— Start Materials provided —

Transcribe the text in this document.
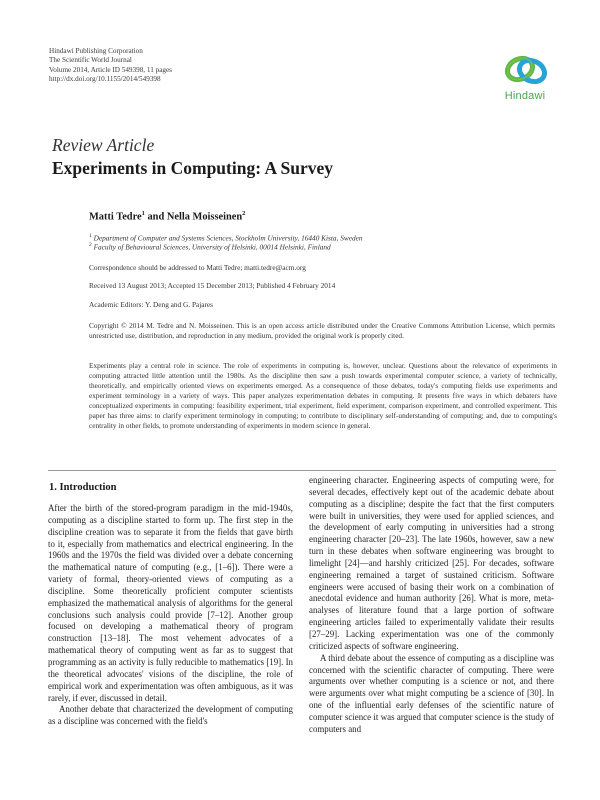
Hindawi Publishing Corporation
The Scientific World Journal
Volume 2014, Article ID 549398, 11 pages
http://dx.doi.org/10.1155/2014/549398
Hindawi
Review Article
Experiments in Computing: A Survey
Matti Tedre$^1$ and Nella Moisseinen$^2$
$^1$ Department of Computer and Systems Sciences, Stockholm University, 16440 Kista, Sweden
$^2$ Faculty of Behavioural Sciences, University of Helsinki, 00014 Helsinki, Finland
Correspondence should be addressed to Matti Tedre; matti.tedre@acm.org
Received 13 August 2013; Accepted 15 December 2013; Published 4 February 2014
Academic Editors: Y. Deng and G. Pajares
Copyright © 2014 M. Tedre and N. Moisseinen. This is an open access article distributed under the Creative Commons Attribution License, which permits unrestricted use, distribution, and reproduction in any medium, provided the original work is properly cited.
Experiments play a central role in science. The role of experiments in computing is, however, unclear. Questions about the relevance of experiments in computing attracted little attention until the 1980s. As the discipline then saw a push towards experimental computer science, a variety of technically, theoretically, and empirically oriented views on experiments emerged. As a consequence of those debates, today's computing fields use experiments and experiment terminology in a variety of ways. This paper analyzes experimentation debates in computing. It presents five ways in which debaters have conceptualized experiments in computing: feasibility experiment, trial experiment, field experiment, comparison experiment, and controlled experiment. This paper has three aims: to clarify experiment terminology in computing; to contribute to disciplinary self-understanding of computing; and, due to computing's centrality in other fields, to promote understanding of experiments in modern science in general.
1. Introduction

After the birth of the stored-program paradigm in the mid-1940s, computing as a discipline started to form up. The first step in the discipline creation was to separate it from the fields that gave birth to it, especially from mathematics and electrical engineering. In the 1960s and the 1970s the field was divided over a debate concerning the mathematical nature of computing (e.g., [1–6]). There were a variety of formal, theory-oriented views of computing as a discipline. Some theoretically proficient computer scientists emphasized the mathematical analysis of algorithms for the general conclusions such analysis could provide [7–12]. Another group focused on developing a mathematical theory of program construction [13–18]. The most vehement advocates of a mathematical theory of computing went as far as to suggest that programming as an activity is fully reducible to mathematics [19]. In the theoretical advocates' visions of the discipline, the role of empirical work and experimentation was often ambiguous, as it was rarely, if ever, discussed in detail.

Another debate that characterized the development of computing as a discipline was concerned with the field's

engineering character. Engineering aspects of computing were, for several decades, effectively kept out of the academic debate about computing as a discipline; despite the fact that the first computers were built in universities, they were used for applied sciences, and the development of early computing in universities had a strong engineering character [20–23]. The late 1960s, however, saw a new turn in these debates when software engineering was brought to limelight [24]—and harshly criticized [25]. For decades, software engineering remained a target of sustained criticism. Software engineers were accused of basing their work on a combination of anecdotal evidence and human authority [26]. What is more, meta-analyses of literature found that a large portion of software engineering articles failed to experimentally validate their results [27–29]. Lacking experimentation was one of the commonly criticized aspects of software engineering.

A third debate about the essence of computing as a discipline was concerned with the scientific character of computing. There were arguments over whether computing is a science or not, and there were arguments over what might computing be a science of [30]. In one of the influential early defenses of the scientific nature of computer science it was argued that computer science is the study of computers and
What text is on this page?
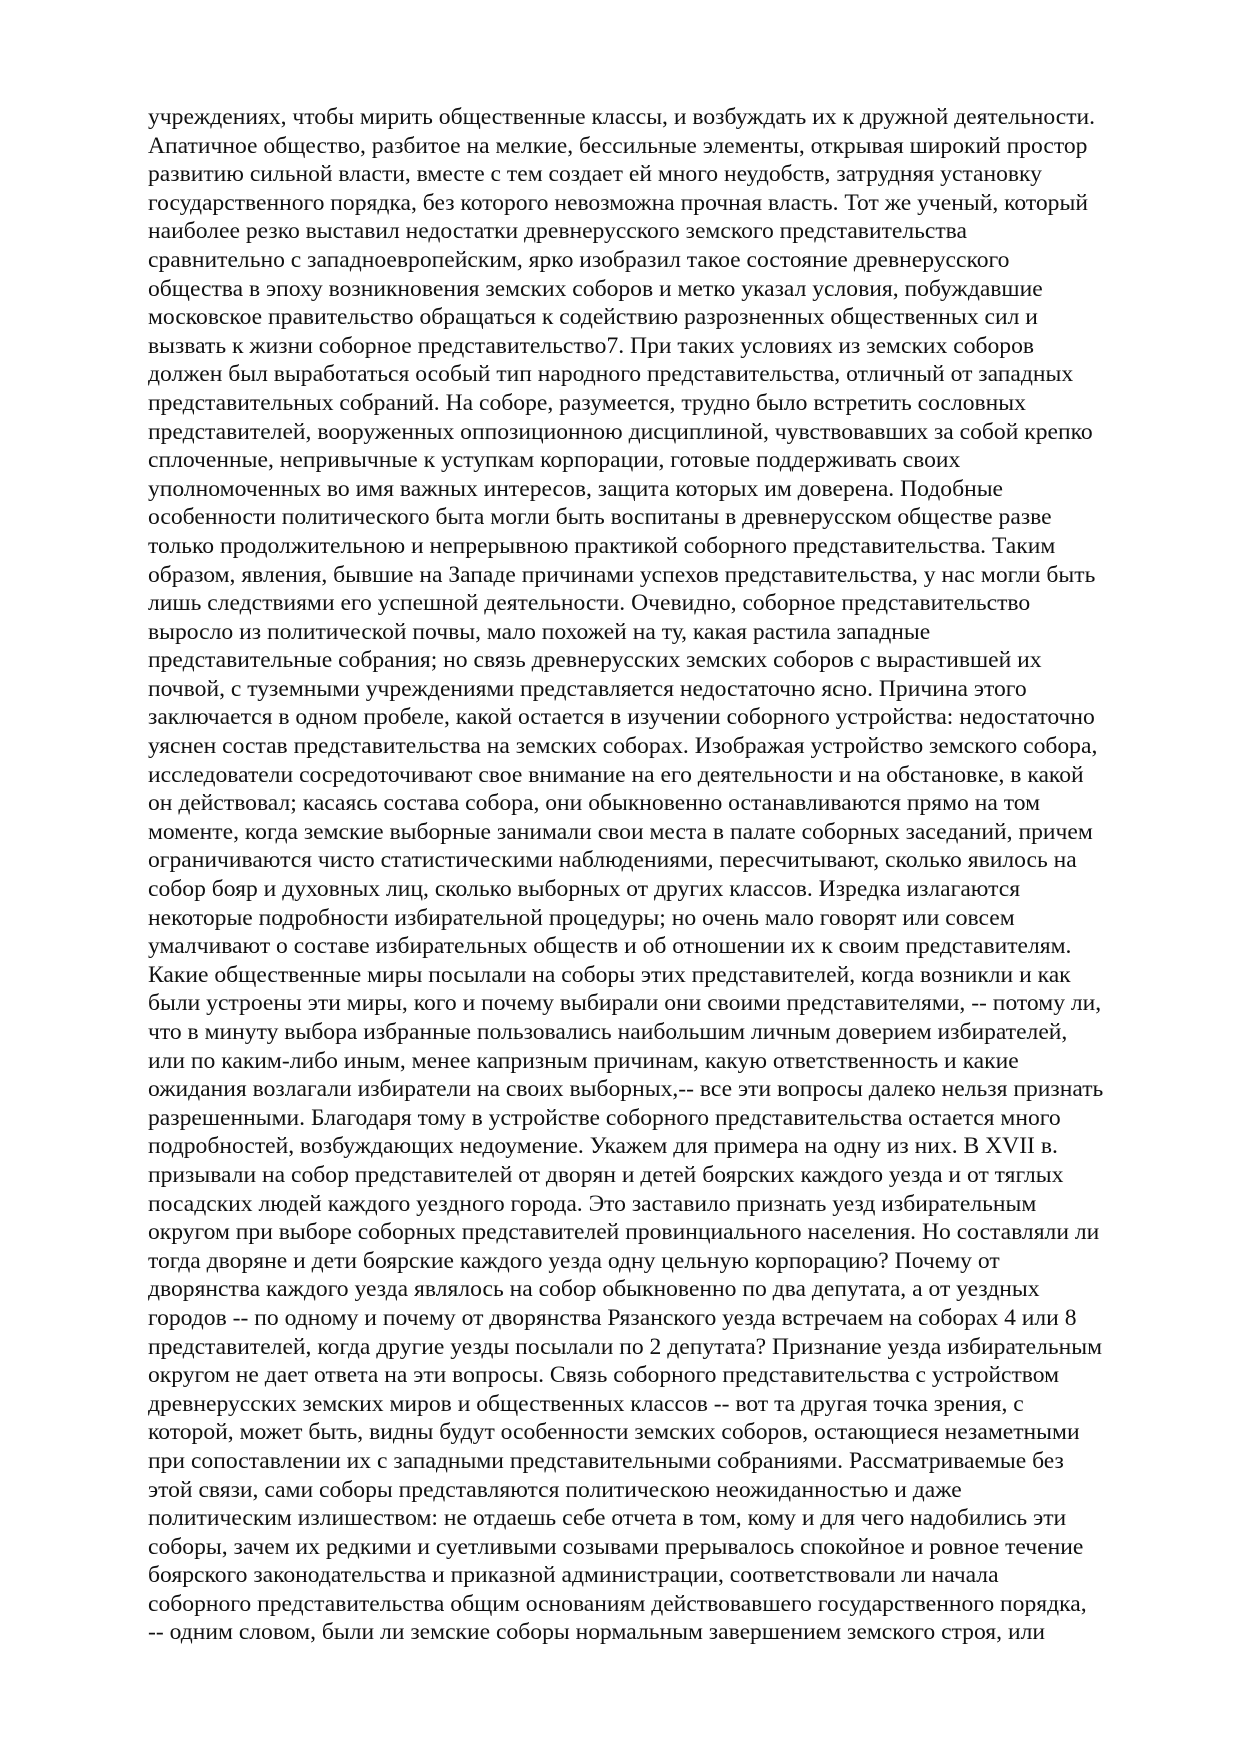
учреждениях, чтобы мирить общественные классы, и возбуждать их к дружной деятельности.
Апатичное общество, разбитое на мелкие, бессильные элементы, открывая широкий простор
развитию сильной власти, вместе с тем создает ей много неудобств, затрудняя установку
государственного порядка, без которого невозможна прочная власть. Тот же ученый, который
наиболее резко выставил недостатки древнерусского земского представительства
сравнительно с западноевропейским, ярко изобразил такое состояние древнерусского
общества в эпоху возникновения земских соборов и метко указал условия, побуждавшие
московское правительство обращаться к содействию разрозненных общественных сил и
вызвать к жизни соборное представительство7. При таких условиях из земских соборов
должен был выработаться особый тип народного представительства, отличный от западных
представительных собраний. На соборе, разумеется, трудно было встретить сословных
представителей, вооруженных оппозиционною дисциплиной, чувствовавших за собой крепко
сплоченные, непривычные к уступкам корпорации, готовые поддерживать своих
уполномоченных во имя важных интересов, защита которых им доверена. Подобные
особенности политического быта могли быть воспитаны в древнерусском обществе разве
только продолжительною и непрерывною практикой соборного представительства. Таким
образом, явления, бывшие на Западе причинами успехов представительства, у нас могли быть
лишь следствиями его успешной деятельности. Очевидно, соборное представительство
выросло из политической почвы, мало похожей на ту, какая растила западные
представительные собрания; но связь древнерусских земских соборов с вырастившей их
почвой, с туземными учреждениями представляется недостаточно ясно. Причина этого
заключается в одном пробеле, какой остается в изучении соборного устройства: недостаточно
уяснен состав представительства на земских соборах. Изображая устройство земского собора,
исследователи сосредоточивают свое внимание на его деятельности и на обстановке, в какой
он действовал; касаясь состава собора, они обыкновенно останавливаются прямо на том
моменте, когда земские выборные занимали свои места в палате соборных заседаний, причем
ограничиваются чисто статистическими наблюдениями, пересчитывают, сколько явилось на
собор бояр и духовных лиц, сколько выборных от других классов. Изредка излагаются
некоторые подробности избирательной процедуры; но очень мало говорят или совсем
умалчивают о составе избирательных обществ и об отношении их к своим представителям.
Какие общественные миры посылали на соборы этих представителей, когда возникли и как
были устроены эти миры, кого и почему выбирали они своими представителями, -- потому ли,
что в минуту выбора избранные пользовались наибольшим личным доверием избирателей,
или по каким-либо иным, менее капризным причинам, какую ответственность и какие
ожидания возлагали избиратели на своих выборных,-- все эти вопросы далеко нельзя признать
разрешенными. Благодаря тому в устройстве соборного представительства остается много
подробностей, возбуждающих недоумение. Укажем для примера на одну из них. В XVII в.
призывали на собор представителей от дворян и детей боярских каждого уезда и от тяглых
посадских людей каждого уездного города. Это заставило признать уезд избирательным
округом при выборе соборных представителей провинциального населения. Но составляли ли
тогда дворяне и дети боярские каждого уезда одну цельную корпорацию? Почему от
дворянства каждого уезда являлось на собор обыкновенно по два депутата, а от уездных
городов -- по одному и почему от дворянства Рязанского уезда встречаем на соборах 4 или 8
представителей, когда другие уезды посылали по 2 депутата? Признание уезда избирательным
округом не дает ответа на эти вопросы. Связь соборного представительства с устройством
древнерусских земских миров и общественных классов -- вот та другая точка зрения, с
которой, может быть, видны будут особенности земских соборов, остающиеся незаметными
при сопоставлении их с западными представительными собраниями. Рассматриваемые без
этой связи, сами соборы представляются политическою неожиданностью и даже
политическим излишеством: не отдаешь себе отчета в том, кому и для чего надобились эти
соборы, зачем их редкими и суетливыми созывами прерывалось спокойное и ровное течение
боярского законодательства и приказной администрации, соответствовали ли начала
соборного представительства общим основаниям действовавшего государственного порядка,
-- одним словом, были ли земские соборы нормальным завершением земского строя, или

— End Materials provided —

:: Directive ::
Copy each line of the listing in which the word "соборах" can be found.

:: Solution for this task ::
уяснен состав представительства на земских соборах. Изображая устройство земского собора,
городов -- по одному и почему от дворянства Рязанского уезда встречаем на соборах 4 или 8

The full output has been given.